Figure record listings
▬▬▬▬▬▬▬▬▬▬

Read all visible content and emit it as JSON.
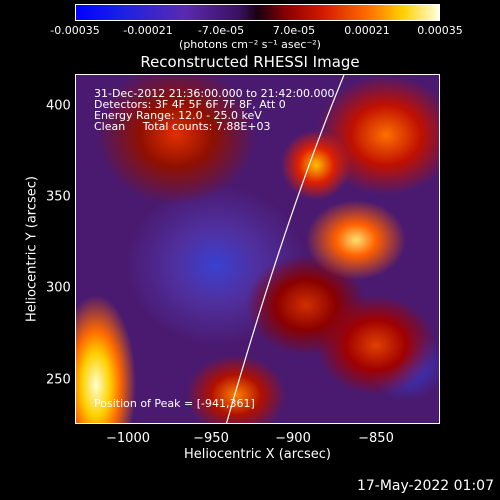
{
  "colorbar": {
    "ticks": [
      "-0.00035",
      "-0.00021",
      "-7.0e-05",
      "7.0e-05",
      "0.00021",
      "0.00035"
    ],
    "unit_label": "(photons cm⁻² s⁻¹ asec⁻²)",
    "min": -0.00035,
    "max": 0.00035
  },
  "image": {
    "title": "Reconstructed RHESSI Image",
    "info_lines": [
      "31-Dec-2012 21:36:00.000 to 21:42:00.000",
      "Detectors: 3F 4F 5F 6F 7F 8F, Att 0",
      "Energy Range: 12.0 - 25.0 keV",
      "Clean     Total counts: 7.88E+03"
    ],
    "peak_label": "Position of Peak = [-941,361]",
    "xlabel": "Heliocentric X (arcsec)",
    "ylabel": "Heliocentric Y (arcsec)",
    "xticks": [
      "−1000",
      "−950",
      "−900",
      "−850"
    ],
    "yticks": [
      "400",
      "350",
      "300",
      "250"
    ]
  },
  "footer": {
    "date": "17-May-2022 01:07"
  }
}
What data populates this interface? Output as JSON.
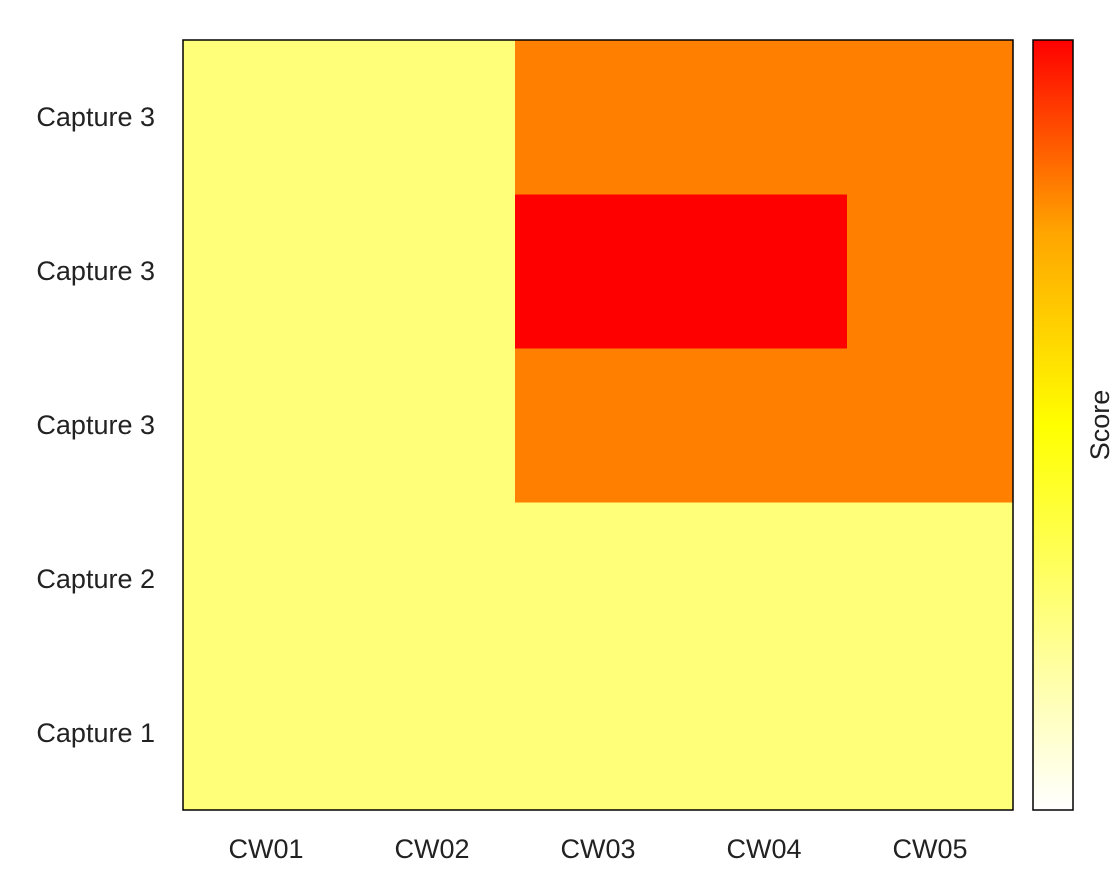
{
  "chart_data": {
    "type": "heatmap",
    "title": "",
    "xlabel": "",
    "ylabel": "",
    "x_categories": [
      "CW01",
      "CW02",
      "CW03",
      "CW04",
      "CW05"
    ],
    "y_categories_bottom_to_top": [
      "Capture 1",
      "Capture 2",
      "Capture 3",
      "Capture 3",
      "Capture 3"
    ],
    "values_bottom_to_top": [
      [
        0.5,
        0.5,
        0.5,
        0.5,
        0.5
      ],
      [
        0.5,
        0.5,
        0.5,
        0.5,
        0.5
      ],
      [
        0.5,
        0.5,
        0.85,
        0.85,
        0.85
      ],
      [
        0.5,
        0.5,
        1.0,
        1.0,
        0.85
      ],
      [
        0.5,
        0.5,
        0.85,
        0.85,
        0.85
      ]
    ],
    "colorbar": {
      "label": "Score",
      "range": [
        0,
        1
      ],
      "colormap": [
        "#ffffff",
        "#ffff00",
        "#ffa500",
        "#ff0000"
      ]
    },
    "grid": false
  }
}
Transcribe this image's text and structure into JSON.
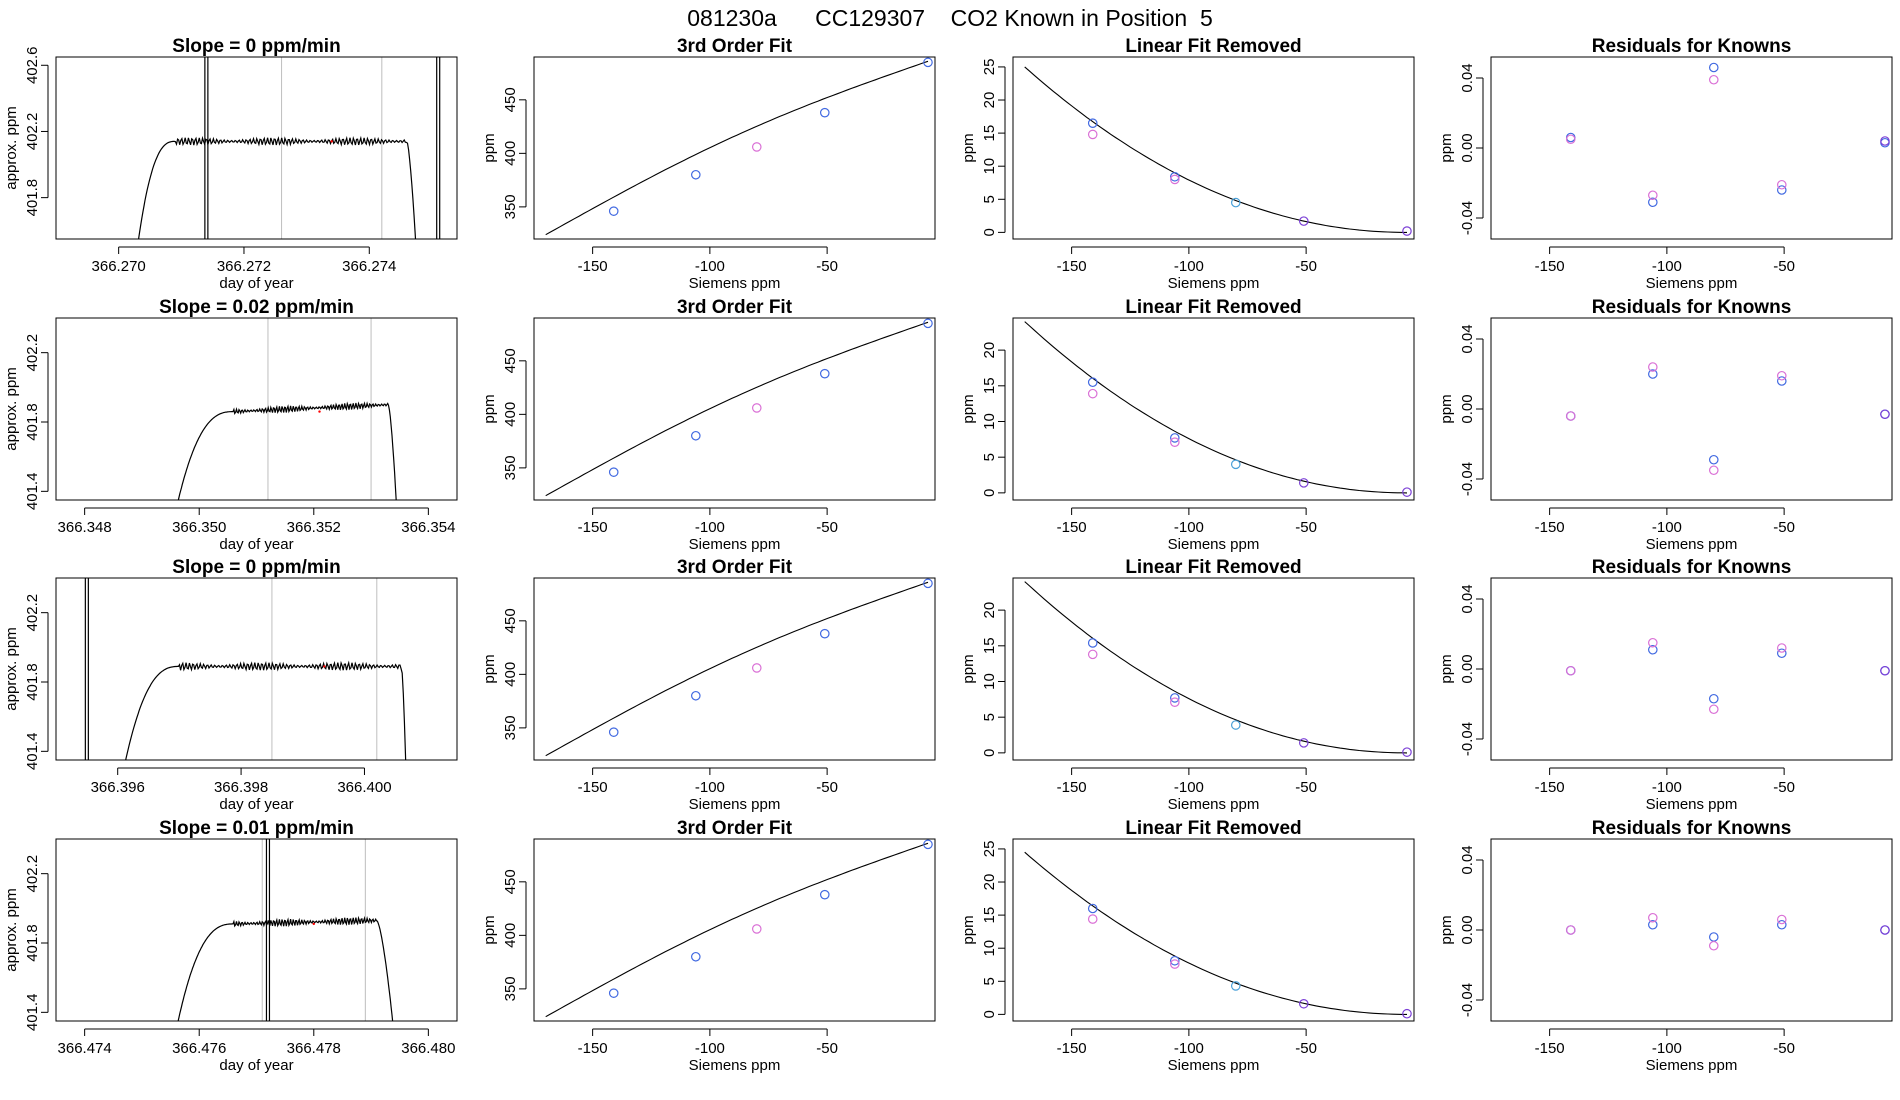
{
  "header": {
    "title": "081230a      CC129307    CO2 Known in Position  5"
  },
  "colors": {
    "line": "#000000",
    "grey": "#bebebe",
    "blue": "#4169e1",
    "magenta": "#da70d6",
    "purple": "#7b3fd6",
    "cyan": "#4aa0d8",
    "red": "#ff0000"
  },
  "chart_data": [
    {
      "type": "line",
      "row": 0,
      "title": "Slope =  0  ppm/min",
      "xlabel": "day of year",
      "ylabel": "approx. ppm",
      "xlim": [
        366.269,
        366.2754
      ],
      "xticks": [
        366.27,
        366.272,
        366.274
      ],
      "xtick_labels": [
        "366.270",
        "366.272",
        "366.274"
      ],
      "ylim": [
        401.55,
        402.65
      ],
      "yticks": [
        401.8,
        402.2,
        402.6
      ],
      "ytick_labels": [
        "401.8",
        "402.2",
        "402.6"
      ],
      "vlines": [
        366.2726,
        366.2742
      ],
      "trace": {
        "start": 366.2703,
        "rise_end": 366.2709,
        "plateau_end": 366.2746,
        "fall_end": 366.2748,
        "base": 401.5,
        "level": 402.14,
        "amp": 0.014
      },
      "spikes": [
        366.2714,
        366.2751
      ]
    },
    {
      "type": "scatter",
      "row": 0,
      "title": "3rd Order Fit",
      "xlabel": "Siemens ppm",
      "ylabel": "ppm",
      "xlim": [
        -175,
        -4
      ],
      "xticks": [
        -150,
        -100,
        -50
      ],
      "ylim": [
        320,
        490
      ],
      "yticks": [
        350,
        400,
        450
      ],
      "curve": {
        "x0": -170,
        "x1": -7,
        "y0": 324,
        "y1": 486,
        "bow": 3
      },
      "points": [
        {
          "x": -141,
          "y": 346,
          "c": "blue"
        },
        {
          "x": -106,
          "y": 380,
          "c": "blue"
        },
        {
          "x": -80,
          "y": 406,
          "c": "magenta"
        },
        {
          "x": -51,
          "y": 438,
          "c": "blue"
        },
        {
          "x": -7,
          "y": 485,
          "c": "blue"
        }
      ]
    },
    {
      "type": "scatter",
      "row": 0,
      "title": "Linear Fit Removed",
      "xlabel": "Siemens ppm",
      "ylabel": "ppm",
      "xlim": [
        -175,
        -4
      ],
      "xticks": [
        -150,
        -100,
        -50
      ],
      "ylim": [
        -1,
        26.5
      ],
      "yticks": [
        0,
        5,
        10,
        15,
        20,
        25
      ],
      "curve": {
        "x0": -170,
        "x1": -7,
        "y0": 25,
        "y1": 0
      },
      "points": [
        {
          "x": -141,
          "y": 16.5,
          "c": "blue"
        },
        {
          "x": -141,
          "y": 14.8,
          "c": "magenta"
        },
        {
          "x": -106,
          "y": 8.4,
          "c": "blue"
        },
        {
          "x": -106,
          "y": 8.0,
          "c": "magenta"
        },
        {
          "x": -80,
          "y": 4.5,
          "c": "cyan"
        },
        {
          "x": -51,
          "y": 1.7,
          "c": "purple"
        },
        {
          "x": -7,
          "y": 0.2,
          "c": "purple"
        }
      ]
    },
    {
      "type": "scatter",
      "row": 0,
      "title": "Residuals for Knowns",
      "xlabel": "Siemens ppm",
      "ylabel": "ppm",
      "xlim": [
        -175,
        -4
      ],
      "xticks": [
        -150,
        -100,
        -50
      ],
      "ylim": [
        -0.052,
        0.052
      ],
      "yticks": [
        -0.04,
        0.0,
        0.04
      ],
      "ytick_labels": [
        "-0.04",
        "0.00",
        "0.04"
      ],
      "points": [
        {
          "x": -141,
          "y": 0.006,
          "c": "blue"
        },
        {
          "x": -141,
          "y": 0.005,
          "c": "magenta"
        },
        {
          "x": -106,
          "y": -0.031,
          "c": "blue"
        },
        {
          "x": -106,
          "y": -0.027,
          "c": "magenta"
        },
        {
          "x": -80,
          "y": 0.046,
          "c": "blue"
        },
        {
          "x": -80,
          "y": 0.039,
          "c": "magenta"
        },
        {
          "x": -51,
          "y": -0.024,
          "c": "blue"
        },
        {
          "x": -51,
          "y": -0.021,
          "c": "magenta"
        },
        {
          "x": -7,
          "y": 0.003,
          "c": "blue"
        },
        {
          "x": -7,
          "y": 0.004,
          "c": "purple"
        }
      ]
    },
    {
      "type": "line",
      "row": 1,
      "title": "Slope =  0.02  ppm/min",
      "xlabel": "day of year",
      "ylabel": "approx. ppm",
      "xlim": [
        366.3475,
        366.3545
      ],
      "xticks": [
        366.348,
        366.35,
        366.352,
        366.354
      ],
      "xtick_labels": [
        "366.348",
        "366.350",
        "366.352",
        "366.354"
      ],
      "ylim": [
        401.35,
        402.4
      ],
      "yticks": [
        401.4,
        401.8,
        402.2
      ],
      "ytick_labels": [
        "401.4",
        "401.8",
        "402.2"
      ],
      "vlines": [
        366.3512,
        366.353
      ],
      "trace": {
        "start": 366.3496,
        "rise_end": 366.3506,
        "plateau_end": 366.3533,
        "fall_end": 366.3535,
        "base": 401.3,
        "level": 401.86,
        "amp": 0.012,
        "slope": 0.04
      },
      "spikes": []
    },
    {
      "type": "scatter",
      "row": 1,
      "title": "3rd Order Fit",
      "xlabel": "Siemens ppm",
      "ylabel": "ppm",
      "xlim": [
        -175,
        -4
      ],
      "xticks": [
        -150,
        -100,
        -50
      ],
      "ylim": [
        320,
        490
      ],
      "yticks": [
        350,
        400,
        450
      ],
      "curve": {
        "x0": -170,
        "x1": -7,
        "y0": 324,
        "y1": 486,
        "bow": 3
      },
      "points": [
        {
          "x": -141,
          "y": 346,
          "c": "blue"
        },
        {
          "x": -106,
          "y": 380,
          "c": "blue"
        },
        {
          "x": -80,
          "y": 406,
          "c": "magenta"
        },
        {
          "x": -51,
          "y": 438,
          "c": "blue"
        },
        {
          "x": -7,
          "y": 485,
          "c": "blue"
        }
      ]
    },
    {
      "type": "scatter",
      "row": 1,
      "title": "Linear Fit Removed",
      "xlabel": "Siemens ppm",
      "ylabel": "ppm",
      "xlim": [
        -175,
        -4
      ],
      "xticks": [
        -150,
        -100,
        -50
      ],
      "ylim": [
        -1,
        24.5
      ],
      "yticks": [
        0,
        5,
        10,
        15,
        20
      ],
      "curve": {
        "x0": -170,
        "x1": -7,
        "y0": 24,
        "y1": 0
      },
      "points": [
        {
          "x": -141,
          "y": 15.5,
          "c": "blue"
        },
        {
          "x": -141,
          "y": 13.9,
          "c": "magenta"
        },
        {
          "x": -106,
          "y": 7.7,
          "c": "blue"
        },
        {
          "x": -106,
          "y": 7.1,
          "c": "magenta"
        },
        {
          "x": -80,
          "y": 4.0,
          "c": "cyan"
        },
        {
          "x": -51,
          "y": 1.4,
          "c": "purple"
        },
        {
          "x": -7,
          "y": 0.1,
          "c": "purple"
        }
      ]
    },
    {
      "type": "scatter",
      "row": 1,
      "title": "Residuals for Knowns",
      "xlabel": "Siemens ppm",
      "ylabel": "ppm",
      "xlim": [
        -175,
        -4
      ],
      "xticks": [
        -150,
        -100,
        -50
      ],
      "ylim": [
        -0.052,
        0.052
      ],
      "yticks": [
        -0.04,
        0.0,
        0.04
      ],
      "ytick_labels": [
        "-0.04",
        "0.00",
        "0.04"
      ],
      "points": [
        {
          "x": -141,
          "y": -0.004,
          "c": "blue"
        },
        {
          "x": -141,
          "y": -0.004,
          "c": "magenta"
        },
        {
          "x": -106,
          "y": 0.02,
          "c": "blue"
        },
        {
          "x": -106,
          "y": 0.024,
          "c": "magenta"
        },
        {
          "x": -80,
          "y": -0.029,
          "c": "blue"
        },
        {
          "x": -80,
          "y": -0.035,
          "c": "magenta"
        },
        {
          "x": -51,
          "y": 0.016,
          "c": "blue"
        },
        {
          "x": -51,
          "y": 0.019,
          "c": "magenta"
        },
        {
          "x": -7,
          "y": -0.003,
          "c": "blue"
        },
        {
          "x": -7,
          "y": -0.003,
          "c": "purple"
        }
      ]
    },
    {
      "type": "line",
      "row": 2,
      "title": "Slope =  0  ppm/min",
      "xlabel": "day of year",
      "ylabel": "approx. ppm",
      "xlim": [
        366.395,
        366.4015
      ],
      "xticks": [
        366.396,
        366.398,
        366.4
      ],
      "xtick_labels": [
        "366.396",
        "366.398",
        "366.400"
      ],
      "ylim": [
        401.35,
        402.4
      ],
      "yticks": [
        401.4,
        401.8,
        402.2
      ],
      "ytick_labels": [
        "401.4",
        "401.8",
        "402.2"
      ],
      "vlines": [
        366.3985,
        366.4002
      ],
      "trace": {
        "start": 366.3961,
        "rise_end": 366.397,
        "plateau_end": 366.4006,
        "fall_end": 366.4007,
        "base": 401.3,
        "level": 401.89,
        "amp": 0.014
      },
      "spikes": [
        366.3955
      ]
    },
    {
      "type": "scatter",
      "row": 2,
      "title": "3rd Order Fit",
      "xlabel": "Siemens ppm",
      "ylabel": "ppm",
      "xlim": [
        -175,
        -4
      ],
      "xticks": [
        -150,
        -100,
        -50
      ],
      "ylim": [
        320,
        490
      ],
      "yticks": [
        350,
        400,
        450
      ],
      "curve": {
        "x0": -170,
        "x1": -7,
        "y0": 324,
        "y1": 486,
        "bow": 3
      },
      "points": [
        {
          "x": -141,
          "y": 346,
          "c": "blue"
        },
        {
          "x": -106,
          "y": 380,
          "c": "blue"
        },
        {
          "x": -80,
          "y": 406,
          "c": "magenta"
        },
        {
          "x": -51,
          "y": 438,
          "c": "blue"
        },
        {
          "x": -7,
          "y": 485,
          "c": "blue"
        }
      ]
    },
    {
      "type": "scatter",
      "row": 2,
      "title": "Linear Fit Removed",
      "xlabel": "Siemens ppm",
      "ylabel": "ppm",
      "xlim": [
        -175,
        -4
      ],
      "xticks": [
        -150,
        -100,
        -50
      ],
      "ylim": [
        -1,
        24.5
      ],
      "yticks": [
        0,
        5,
        10,
        15,
        20
      ],
      "curve": {
        "x0": -170,
        "x1": -7,
        "y0": 24,
        "y1": 0
      },
      "points": [
        {
          "x": -141,
          "y": 15.4,
          "c": "blue"
        },
        {
          "x": -141,
          "y": 13.8,
          "c": "magenta"
        },
        {
          "x": -106,
          "y": 7.7,
          "c": "blue"
        },
        {
          "x": -106,
          "y": 7.1,
          "c": "magenta"
        },
        {
          "x": -80,
          "y": 3.9,
          "c": "cyan"
        },
        {
          "x": -51,
          "y": 1.4,
          "c": "purple"
        },
        {
          "x": -7,
          "y": 0.1,
          "c": "purple"
        }
      ]
    },
    {
      "type": "scatter",
      "row": 2,
      "title": "Residuals for Knowns",
      "xlabel": "Siemens ppm",
      "ylabel": "ppm",
      "xlim": [
        -175,
        -4
      ],
      "xticks": [
        -150,
        -100,
        -50
      ],
      "ylim": [
        -0.052,
        0.052
      ],
      "yticks": [
        -0.04,
        0.0,
        0.04
      ],
      "ytick_labels": [
        "-0.04",
        "0.00",
        "0.04"
      ],
      "points": [
        {
          "x": -141,
          "y": -0.001,
          "c": "blue"
        },
        {
          "x": -141,
          "y": -0.001,
          "c": "magenta"
        },
        {
          "x": -106,
          "y": 0.011,
          "c": "blue"
        },
        {
          "x": -106,
          "y": 0.015,
          "c": "magenta"
        },
        {
          "x": -80,
          "y": -0.017,
          "c": "blue"
        },
        {
          "x": -80,
          "y": -0.023,
          "c": "magenta"
        },
        {
          "x": -51,
          "y": 0.009,
          "c": "blue"
        },
        {
          "x": -51,
          "y": 0.012,
          "c": "magenta"
        },
        {
          "x": -7,
          "y": -0.001,
          "c": "blue"
        },
        {
          "x": -7,
          "y": -0.001,
          "c": "purple"
        }
      ]
    },
    {
      "type": "line",
      "row": 3,
      "title": "Slope =  0.01  ppm/min",
      "xlabel": "day of year",
      "ylabel": "approx. ppm",
      "xlim": [
        366.4735,
        366.4805
      ],
      "xticks": [
        366.474,
        366.476,
        366.478,
        366.48
      ],
      "xtick_labels": [
        "366.474",
        "366.476",
        "366.478",
        "366.480"
      ],
      "ylim": [
        401.35,
        402.4
      ],
      "yticks": [
        401.4,
        401.8,
        402.2
      ],
      "ytick_labels": [
        "401.4",
        "401.8",
        "402.2"
      ],
      "vlines": [
        366.4771,
        366.4789
      ],
      "trace": {
        "start": 366.4756,
        "rise_end": 366.4766,
        "plateau_end": 366.4791,
        "fall_end": 366.4795,
        "base": 401.3,
        "level": 401.91,
        "amp": 0.013,
        "slope": 0.02
      },
      "spikes": [
        366.4772
      ]
    },
    {
      "type": "scatter",
      "row": 3,
      "title": "3rd Order Fit",
      "xlabel": "Siemens ppm",
      "ylabel": "ppm",
      "xlim": [
        -175,
        -4
      ],
      "xticks": [
        -150,
        -100,
        -50
      ],
      "ylim": [
        320,
        490
      ],
      "yticks": [
        350,
        400,
        450
      ],
      "curve": {
        "x0": -170,
        "x1": -7,
        "y0": 324,
        "y1": 486,
        "bow": 3
      },
      "points": [
        {
          "x": -141,
          "y": 346,
          "c": "blue"
        },
        {
          "x": -106,
          "y": 380,
          "c": "blue"
        },
        {
          "x": -80,
          "y": 406,
          "c": "magenta"
        },
        {
          "x": -51,
          "y": 438,
          "c": "blue"
        },
        {
          "x": -7,
          "y": 485,
          "c": "blue"
        }
      ]
    },
    {
      "type": "scatter",
      "row": 3,
      "title": "Linear Fit Removed",
      "xlabel": "Siemens ppm",
      "ylabel": "ppm",
      "xlim": [
        -175,
        -4
      ],
      "xticks": [
        -150,
        -100,
        -50
      ],
      "ylim": [
        -1,
        26.5
      ],
      "yticks": [
        0,
        5,
        10,
        15,
        20,
        25
      ],
      "curve": {
        "x0": -170,
        "x1": -7,
        "y0": 24.5,
        "y1": 0
      },
      "points": [
        {
          "x": -141,
          "y": 16.0,
          "c": "blue"
        },
        {
          "x": -141,
          "y": 14.4,
          "c": "magenta"
        },
        {
          "x": -106,
          "y": 8.1,
          "c": "blue"
        },
        {
          "x": -106,
          "y": 7.6,
          "c": "magenta"
        },
        {
          "x": -80,
          "y": 4.3,
          "c": "cyan"
        },
        {
          "x": -51,
          "y": 1.6,
          "c": "purple"
        },
        {
          "x": -7,
          "y": 0.1,
          "c": "purple"
        }
      ]
    },
    {
      "type": "scatter",
      "row": 3,
      "title": "Residuals for Knowns",
      "xlabel": "Siemens ppm",
      "ylabel": "ppm",
      "xlim": [
        -175,
        -4
      ],
      "xticks": [
        -150,
        -100,
        -50
      ],
      "ylim": [
        -0.052,
        0.052
      ],
      "yticks": [
        -0.04,
        0.0,
        0.04
      ],
      "ytick_labels": [
        "-0.04",
        "0.00",
        "0.04"
      ],
      "points": [
        {
          "x": -141,
          "y": 0.0,
          "c": "blue"
        },
        {
          "x": -141,
          "y": 0.0,
          "c": "magenta"
        },
        {
          "x": -106,
          "y": 0.003,
          "c": "blue"
        },
        {
          "x": -106,
          "y": 0.007,
          "c": "magenta"
        },
        {
          "x": -80,
          "y": -0.004,
          "c": "blue"
        },
        {
          "x": -80,
          "y": -0.009,
          "c": "magenta"
        },
        {
          "x": -51,
          "y": 0.003,
          "c": "blue"
        },
        {
          "x": -51,
          "y": 0.006,
          "c": "magenta"
        },
        {
          "x": -7,
          "y": 0.0,
          "c": "blue"
        },
        {
          "x": -7,
          "y": 0.0,
          "c": "purple"
        }
      ]
    }
  ]
}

▬▬▬▬▬▬▬▬▬▬

→ **What is expected**: Where a line in the material contains "this", copy that line.

→ **Written solution**:
What data populates this interface? Output as JSON.
Transcribe this image's text and structure into JSON.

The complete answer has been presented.